The problem -
Search the records for "screenshot". Copy every line where it appears.

Source data -
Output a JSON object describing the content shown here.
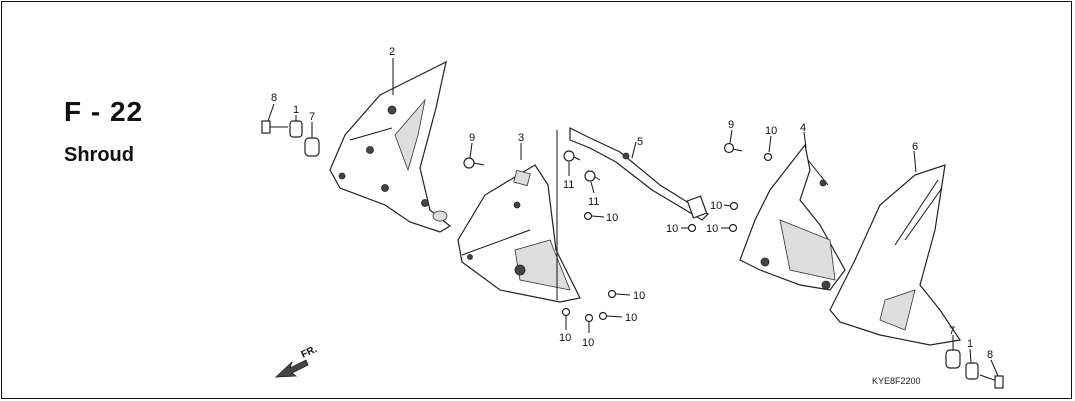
{
  "page": {
    "code": "F - 22",
    "name": "Shroud",
    "figure_code": "KYE8F2200",
    "direction_label": "FR."
  },
  "callouts": [
    {
      "id": "c-2",
      "text": "2"
    },
    {
      "id": "c-8a",
      "text": "8"
    },
    {
      "id": "c-1a",
      "text": "1"
    },
    {
      "id": "c-7a",
      "text": "7"
    },
    {
      "id": "c-9a",
      "text": "9"
    },
    {
      "id": "c-3",
      "text": "3"
    },
    {
      "id": "c-11a",
      "text": "11"
    },
    {
      "id": "c-11b",
      "text": "11"
    },
    {
      "id": "c-5",
      "text": "5"
    },
    {
      "id": "c-10a",
      "text": "10"
    },
    {
      "id": "c-9b",
      "text": "9"
    },
    {
      "id": "c-10b",
      "text": "10"
    },
    {
      "id": "c-4",
      "text": "4"
    },
    {
      "id": "c-10c",
      "text": "10"
    },
    {
      "id": "c-10d",
      "text": "10"
    },
    {
      "id": "c-10e",
      "text": "10"
    },
    {
      "id": "c-6",
      "text": "6"
    },
    {
      "id": "c-10f",
      "text": "10"
    },
    {
      "id": "c-10g",
      "text": "10"
    },
    {
      "id": "c-10h",
      "text": "10"
    },
    {
      "id": "c-10i",
      "text": "10"
    },
    {
      "id": "c-7b",
      "text": "7"
    },
    {
      "id": "c-1b",
      "text": "1"
    },
    {
      "id": "c-8b",
      "text": "8"
    }
  ]
}
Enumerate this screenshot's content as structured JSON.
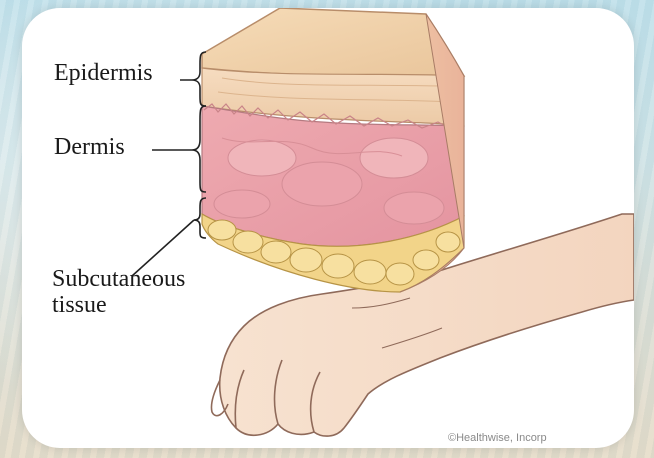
{
  "labels": {
    "epidermis": "Epidermis",
    "dermis": "Dermis",
    "subcutaneous_line1": "Subcutaneous",
    "subcutaneous_line2": "tissue"
  },
  "credit": "©Healthwise, Incorp",
  "colors": {
    "epidermis": "#f0cfa4",
    "dermis": "#e9a3a7",
    "subcutaneous_fat": "#f2d489",
    "skin_tone": "#f6ddc9",
    "card_background": "#ffffff"
  }
}
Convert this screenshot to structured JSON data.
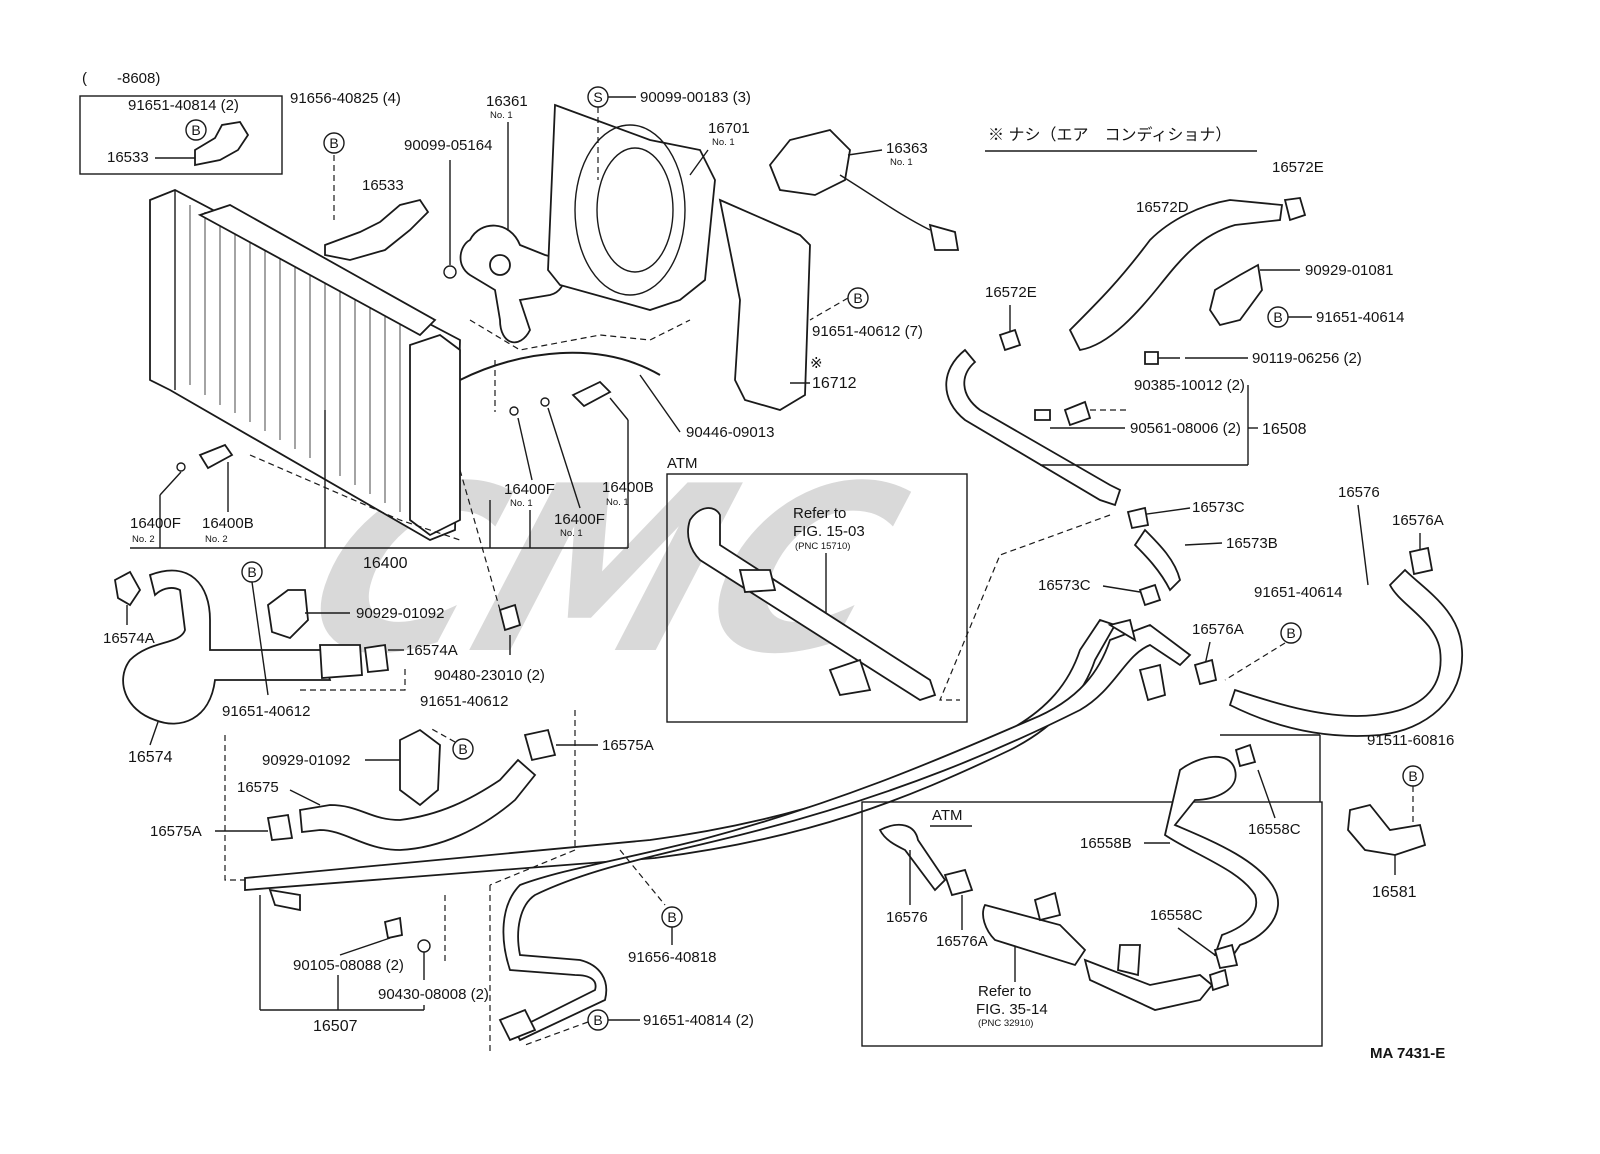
{
  "diagram_id": "MA 7431-E",
  "note_header": "※ ナシ（エア　コンディショナ）",
  "watermark": "CMC",
  "labels": {
    "range": "(　　-8608)",
    "p91651_40814_2_top": "91651-40814 (2)",
    "p16533_a": "16533",
    "p91656_40825": "91656-40825 (4)",
    "p16533_b": "16533",
    "p16361": "16361",
    "p16361_sub": "No. 1",
    "p90099_00183": "90099-00183 (3)",
    "p90099_05164": "90099-05164",
    "p16701": "16701",
    "p16701_sub": "No. 1",
    "p16363": "16363",
    "p16363_sub": "No. 1",
    "p91651_40612_7": "91651-40612 (7)",
    "mark_16712": "※",
    "p16712": "16712",
    "p90446_09013": "90446-09013",
    "p16400F_no1a": "16400F",
    "p16400F_no1a_sub": "No. 1",
    "p16400F_no1b": "16400F",
    "p16400F_no1b_sub": "No. 1",
    "p16400B_no1": "16400B",
    "p16400B_no1_sub": "No. 1",
    "p16400F_no2": "16400F",
    "p16400F_no2_sub": "No. 2",
    "p16400B_no2": "16400B",
    "p16400B_no2_sub": "No. 2",
    "p16400": "16400",
    "p16572E_top": "16572E",
    "p16572D": "16572D",
    "p16572E_left": "16572E",
    "p90929_01081": "90929-01081",
    "p91651_40614_a": "91651-40614",
    "p90119_06256": "90119-06256 (2)",
    "p90385_10012": "90385-10012 (2)",
    "p90561_08006": "90561-08006 (2)",
    "p16508": "16508",
    "p16573C_a": "16573C",
    "p16573B": "16573B",
    "p16573C_b": "16573C",
    "p16576_r": "16576",
    "p16576A_r1": "16576A",
    "p91651_40614_b": "91651-40614",
    "p16576A_r2": "16576A",
    "p16574A_l": "16574A",
    "p90929_01092_a": "90929-01092",
    "p16574A_r": "16574A",
    "p90480_23010": "90480-23010 (2)",
    "p91651_40612_a": "91651-40612",
    "p16574": "16574",
    "p91651_40612_b": "91651-40612",
    "p90929_01092_b": "90929-01092",
    "p16575A_top": "16575A",
    "p16575": "16575",
    "p16575A_l": "16575A",
    "p90105_08088": "90105-08088 (2)",
    "p90430_08008": "90430-08008 (2)",
    "p16507": "16507",
    "p91656_40818": "91656-40818",
    "p91651_40814_2_bot": "91651-40814 (2)",
    "p91511_60816": "91511-60816",
    "p16581": "16581",
    "p16558C_a": "16558C",
    "p16558B": "16558B",
    "p16558C_b": "16558C",
    "p16576_in": "16576",
    "p16576A_in": "16576A"
  },
  "atm_box_1": {
    "title": "ATM",
    "refer_line1": "Refer to",
    "refer_line2": "FIG. 15-03",
    "refer_pnc": "(PNC 15710)"
  },
  "atm_box_2": {
    "title": "ATM",
    "refer_line1": "Refer to",
    "refer_line2": "FIG. 35-14",
    "refer_pnc": "(PNC 32910)"
  },
  "symbols": {
    "bolt_mark": "B",
    "screw_mark": "S"
  }
}
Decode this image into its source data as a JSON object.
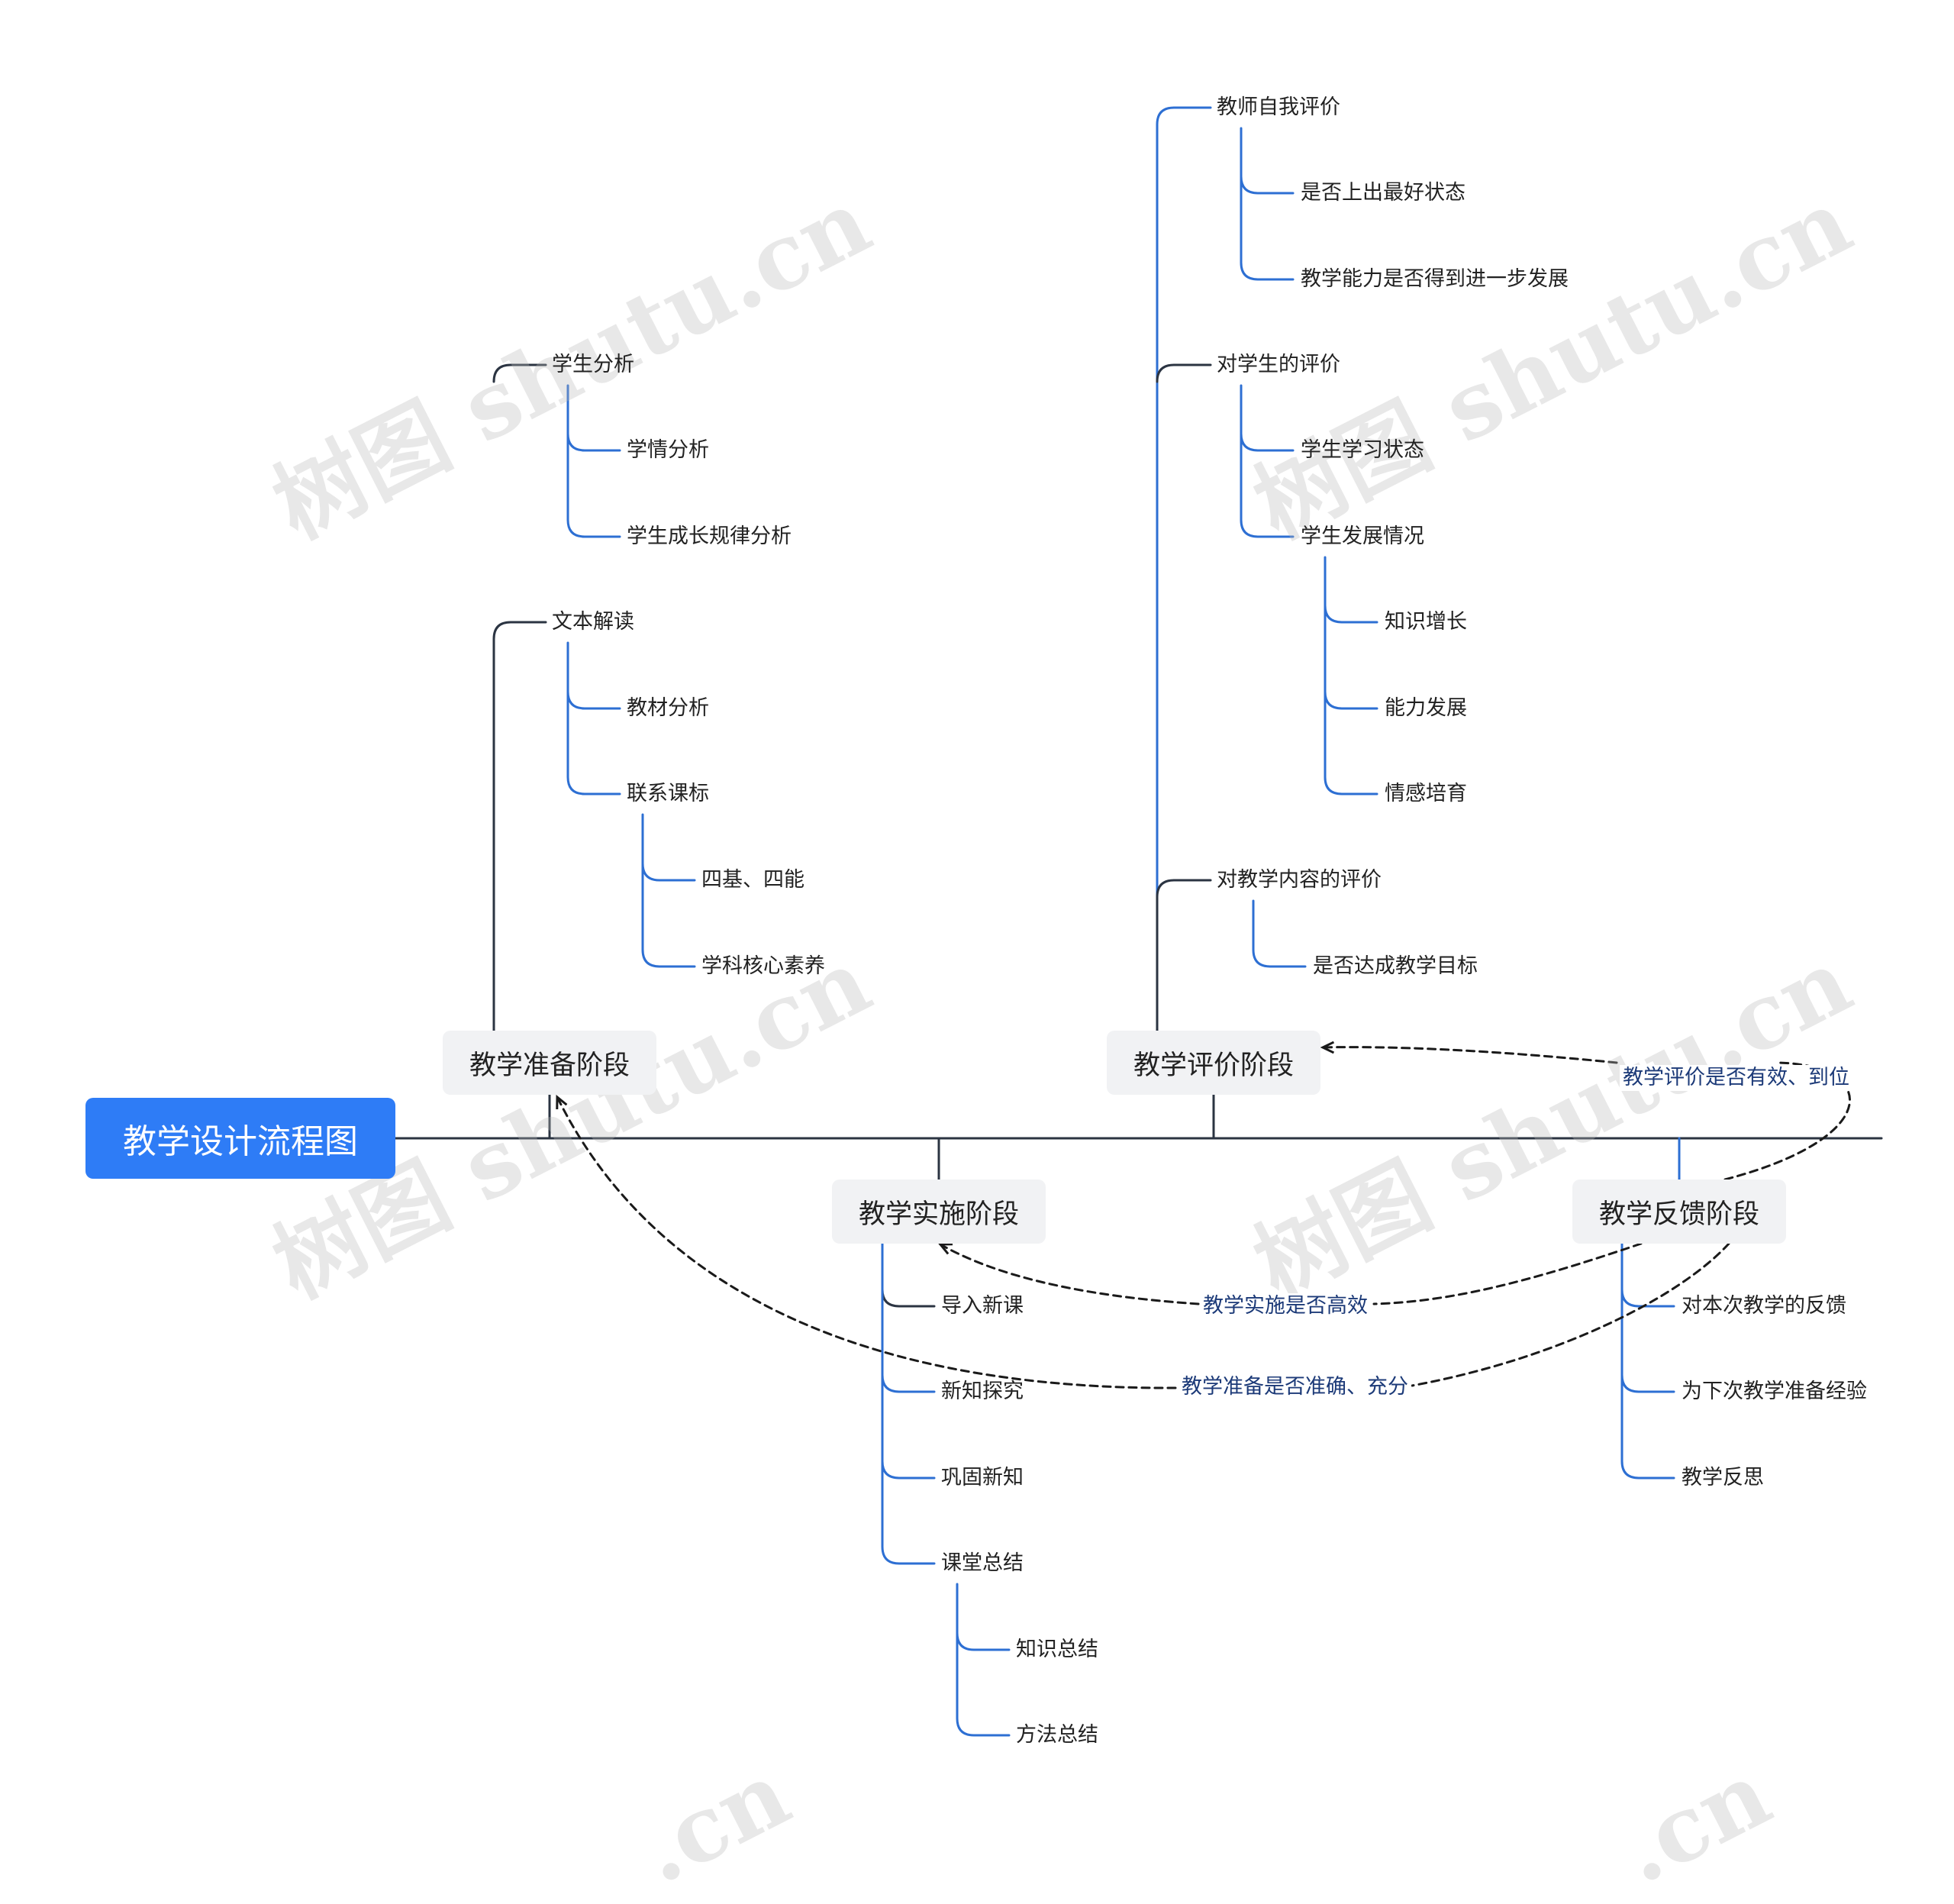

Written solution -
Enumerate this screenshot's content as structured JSON.
Convert this screenshot to structured JSON data.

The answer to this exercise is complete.